◆ **What the task asks**
Reproduce the records below in full and word for word, excluding pictures.

◆ **Stored data entries**

################

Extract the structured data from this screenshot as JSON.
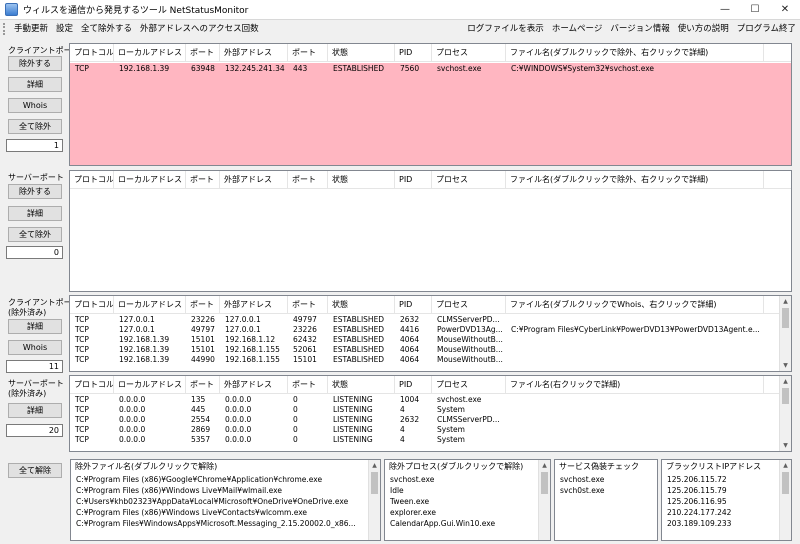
{
  "window": {
    "title": "ウィルスを通信から発見するツール NetStatusMonitor",
    "minimize": "—",
    "maximize": "☐",
    "close": "✕"
  },
  "menu": {
    "left": [
      "手動更新",
      "設定",
      "全て除外する",
      "外部アドレスへのアクセス回数"
    ],
    "right": [
      "ログファイルを表示",
      "ホームページ",
      "バージョン情報",
      "使い方の説明",
      "プログラム終了"
    ]
  },
  "client_port": {
    "label": "クライアントポート",
    "exclude_button": "除外する",
    "detail_button": "詳細",
    "whois_button": "Whois",
    "exclude_all_button": "全て除外",
    "count": "1",
    "columns": [
      "プロトコル",
      "ローカルアドレス",
      "ポート",
      "外部アドレス",
      "ポート",
      "状態",
      "PID",
      "プロセス",
      "ファイル名(ダブルクリックで除外、右クリックで詳細)"
    ],
    "rows": [
      [
        "TCP",
        "192.168.1.39",
        "63948",
        "132.245.241.34",
        "443",
        "ESTABLISHED",
        "7560",
        "svchost.exe",
        "C:¥WINDOWS¥System32¥svchost.exe"
      ]
    ]
  },
  "server_port": {
    "label": "サーバーポート",
    "exclude_button": "除外する",
    "detail_button": "詳細",
    "exclude_all_button": "全て除外",
    "count": "0",
    "columns": [
      "プロトコル",
      "ローカルアドレス",
      "ポート",
      "外部アドレス",
      "ポート",
      "状態",
      "PID",
      "プロセス",
      "ファイル名(ダブルクリックで除外、右クリックで詳細)"
    ],
    "rows": []
  },
  "client_port_excluded": {
    "label_line1": "クライアントポート",
    "label_line2": "(除外済み)",
    "detail_button": "詳細",
    "whois_button": "Whois",
    "count": "11",
    "columns": [
      "プロトコル",
      "ローカルアドレス",
      "ポート",
      "外部アドレス",
      "ポート",
      "状態",
      "PID",
      "プロセス",
      "ファイル名(ダブルクリックでWhois、右クリックで詳細)"
    ],
    "rows": [
      [
        "TCP",
        "127.0.0.1",
        "23226",
        "127.0.0.1",
        "49797",
        "ESTABLISHED",
        "2632",
        "CLMSServerPD...",
        ""
      ],
      [
        "TCP",
        "127.0.0.1",
        "49797",
        "127.0.0.1",
        "23226",
        "ESTABLISHED",
        "4416",
        "PowerDVD13Ag...",
        "C:¥Program Files¥CyberLink¥PowerDVD13¥PowerDVD13Agent.e..."
      ],
      [
        "TCP",
        "192.168.1.39",
        "15101",
        "192.168.1.12",
        "62432",
        "ESTABLISHED",
        "4064",
        "MouseWithoutB...",
        ""
      ],
      [
        "TCP",
        "192.168.1.39",
        "15101",
        "192.168.1.155",
        "52061",
        "ESTABLISHED",
        "4064",
        "MouseWithoutB...",
        ""
      ],
      [
        "TCP",
        "192.168.1.39",
        "44990",
        "192.168.1.155",
        "15101",
        "ESTABLISHED",
        "4064",
        "MouseWithoutB...",
        ""
      ]
    ]
  },
  "server_port_excluded": {
    "label_line1": "サーバーポート",
    "label_line2": "(除外済み)",
    "detail_button": "詳細",
    "count": "20",
    "columns": [
      "プロトコル",
      "ローカルアドレス",
      "ポート",
      "外部アドレス",
      "ポート",
      "状態",
      "PID",
      "プロセス",
      "ファイル名(右クリックで詳細)"
    ],
    "rows": [
      [
        "TCP",
        "0.0.0.0",
        "135",
        "0.0.0.0",
        "0",
        "LISTENING",
        "1004",
        "svchost.exe",
        ""
      ],
      [
        "TCP",
        "0.0.0.0",
        "445",
        "0.0.0.0",
        "0",
        "LISTENING",
        "4",
        "System",
        ""
      ],
      [
        "TCP",
        "0.0.0.0",
        "2554",
        "0.0.0.0",
        "0",
        "LISTENING",
        "2632",
        "CLMSServerPD...",
        ""
      ],
      [
        "TCP",
        "0.0.0.0",
        "2869",
        "0.0.0.0",
        "0",
        "LISTENING",
        "4",
        "System",
        ""
      ],
      [
        "TCP",
        "0.0.0.0",
        "5357",
        "0.0.0.0",
        "0",
        "LISTENING",
        "4",
        "System",
        ""
      ]
    ]
  },
  "bottom": {
    "clear_all_button": "全て解除",
    "excluded_files": {
      "header": "除外ファイル名(ダブルクリックで解除)",
      "items": [
        "C:¥Program Files (x86)¥Google¥Chrome¥Application¥chrome.exe",
        "C:¥Program Files (x86)¥Windows Live¥Mail¥wlmail.exe",
        "C:¥Users¥khb02323¥AppData¥Local¥Microsoft¥OneDrive¥OneDrive.exe",
        "C:¥Program Files (x86)¥Windows Live¥Contacts¥wlcomm.exe",
        "C:¥Program Files¥WindowsApps¥Microsoft.Messaging_2.15.20002.0_x86..."
      ]
    },
    "excluded_processes": {
      "header": "除外プロセス(ダブルクリックで解除)",
      "items": [
        "svchost.exe",
        "Idle",
        "Tween.exe",
        "explorer.exe",
        "CalendarApp.Gui.Win10.exe"
      ]
    },
    "service_check": {
      "header": "サービス偽装チェック",
      "items": [
        "svchost.exe",
        "svch0st.exe"
      ]
    },
    "blacklist": {
      "header": "ブラックリストIPアドレス",
      "items": [
        "125.206.115.72",
        "125.206.115.79",
        "125.206.116.95",
        "210.224.177.242",
        "203.189.109.233"
      ]
    }
  }
}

################

◆ **Finished task**
Extract the structured data from this screenshot as JSON.
{
  "window": {
    "title": "ウィルスを通信から発見するツール NetStatusMonitor",
    "minimize": "—",
    "maximize": "☐",
    "close": "✕"
  },
  "menu": {
    "left": [
      "手動更新",
      "設定",
      "全て除外する",
      "外部アドレスへのアクセス回数"
    ],
    "right": [
      "ログファイルを表示",
      "ホームページ",
      "バージョン情報",
      "使い方の説明",
      "プログラム終了"
    ]
  },
  "client_port": {
    "label": "クライアントポート",
    "exclude_button": "除外する",
    "detail_button": "詳細",
    "whois_button": "Whois",
    "exclude_all_button": "全て除外",
    "count": "1",
    "columns": [
      "プロトコル",
      "ローカルアドレス",
      "ポート",
      "外部アドレス",
      "ポート",
      "状態",
      "PID",
      "プロセス",
      "ファイル名(ダブルクリックで除外、右クリックで詳細)"
    ],
    "rows": [
      [
        "TCP",
        "192.168.1.39",
        "63948",
        "132.245.241.34",
        "443",
        "ESTABLISHED",
        "7560",
        "svchost.exe",
        "C:¥WINDOWS¥System32¥svchost.exe"
      ]
    ]
  },
  "server_port": {
    "label": "サーバーポート",
    "exclude_button": "除外する",
    "detail_button": "詳細",
    "exclude_all_button": "全て除外",
    "count": "0",
    "columns": [
      "プロトコル",
      "ローカルアドレス",
      "ポート",
      "外部アドレス",
      "ポート",
      "状態",
      "PID",
      "プロセス",
      "ファイル名(ダブルクリックで除外、右クリックで詳細)"
    ],
    "rows": []
  },
  "client_port_excluded": {
    "label_line1": "クライアントポート",
    "label_line2": "(除外済み)",
    "detail_button": "詳細",
    "whois_button": "Whois",
    "count": "11",
    "columns": [
      "プロトコル",
      "ローカルアドレス",
      "ポート",
      "外部アドレス",
      "ポート",
      "状態",
      "PID",
      "プロセス",
      "ファイル名(ダブルクリックでWhois、右クリックで詳細)"
    ],
    "rows": [
      [
        "TCP",
        "127.0.0.1",
        "23226",
        "127.0.0.1",
        "49797",
        "ESTABLISHED",
        "2632",
        "CLMSServerPD...",
        ""
      ],
      [
        "TCP",
        "127.0.0.1",
        "49797",
        "127.0.0.1",
        "23226",
        "ESTABLISHED",
        "4416",
        "PowerDVD13Ag...",
        "C:¥Program Files¥CyberLink¥PowerDVD13¥PowerDVD13Agent.e..."
      ],
      [
        "TCP",
        "192.168.1.39",
        "15101",
        "192.168.1.12",
        "62432",
        "ESTABLISHED",
        "4064",
        "MouseWithoutB...",
        ""
      ],
      [
        "TCP",
        "192.168.1.39",
        "15101",
        "192.168.1.155",
        "52061",
        "ESTABLISHED",
        "4064",
        "MouseWithoutB...",
        ""
      ],
      [
        "TCP",
        "192.168.1.39",
        "44990",
        "192.168.1.155",
        "15101",
        "ESTABLISHED",
        "4064",
        "MouseWithoutB...",
        ""
      ]
    ]
  },
  "server_port_excluded": {
    "label_line1": "サーバーポート",
    "label_line2": "(除外済み)",
    "detail_button": "詳細",
    "count": "20",
    "columns": [
      "プロトコル",
      "ローカルアドレス",
      "ポート",
      "外部アドレス",
      "ポート",
      "状態",
      "PID",
      "プロセス",
      "ファイル名(右クリックで詳細)"
    ],
    "rows": [
      [
        "TCP",
        "0.0.0.0",
        "135",
        "0.0.0.0",
        "0",
        "LISTENING",
        "1004",
        "svchost.exe",
        ""
      ],
      [
        "TCP",
        "0.0.0.0",
        "445",
        "0.0.0.0",
        "0",
        "LISTENING",
        "4",
        "System",
        ""
      ],
      [
        "TCP",
        "0.0.0.0",
        "2554",
        "0.0.0.0",
        "0",
        "LISTENING",
        "2632",
        "CLMSServerPD...",
        ""
      ],
      [
        "TCP",
        "0.0.0.0",
        "2869",
        "0.0.0.0",
        "0",
        "LISTENING",
        "4",
        "System",
        ""
      ],
      [
        "TCP",
        "0.0.0.0",
        "5357",
        "0.0.0.0",
        "0",
        "LISTENING",
        "4",
        "System",
        ""
      ]
    ]
  },
  "bottom": {
    "clear_all_button": "全て解除",
    "excluded_files": {
      "header": "除外ファイル名(ダブルクリックで解除)",
      "items": [
        "C:¥Program Files (x86)¥Google¥Chrome¥Application¥chrome.exe",
        "C:¥Program Files (x86)¥Windows Live¥Mail¥wlmail.exe",
        "C:¥Users¥khb02323¥AppData¥Local¥Microsoft¥OneDrive¥OneDrive.exe",
        "C:¥Program Files (x86)¥Windows Live¥Contacts¥wlcomm.exe",
        "C:¥Program Files¥WindowsApps¥Microsoft.Messaging_2.15.20002.0_x86..."
      ]
    },
    "excluded_processes": {
      "header": "除外プロセス(ダブルクリックで解除)",
      "items": [
        "svchost.exe",
        "Idle",
        "Tween.exe",
        "explorer.exe",
        "CalendarApp.Gui.Win10.exe"
      ]
    },
    "service_check": {
      "header": "サービス偽装チェック",
      "items": [
        "svchost.exe",
        "svch0st.exe"
      ]
    },
    "blacklist": {
      "header": "ブラックリストIPアドレス",
      "items": [
        "125.206.115.72",
        "125.206.115.79",
        "125.206.116.95",
        "210.224.177.242",
        "203.189.109.233"
      ]
    }
  }
}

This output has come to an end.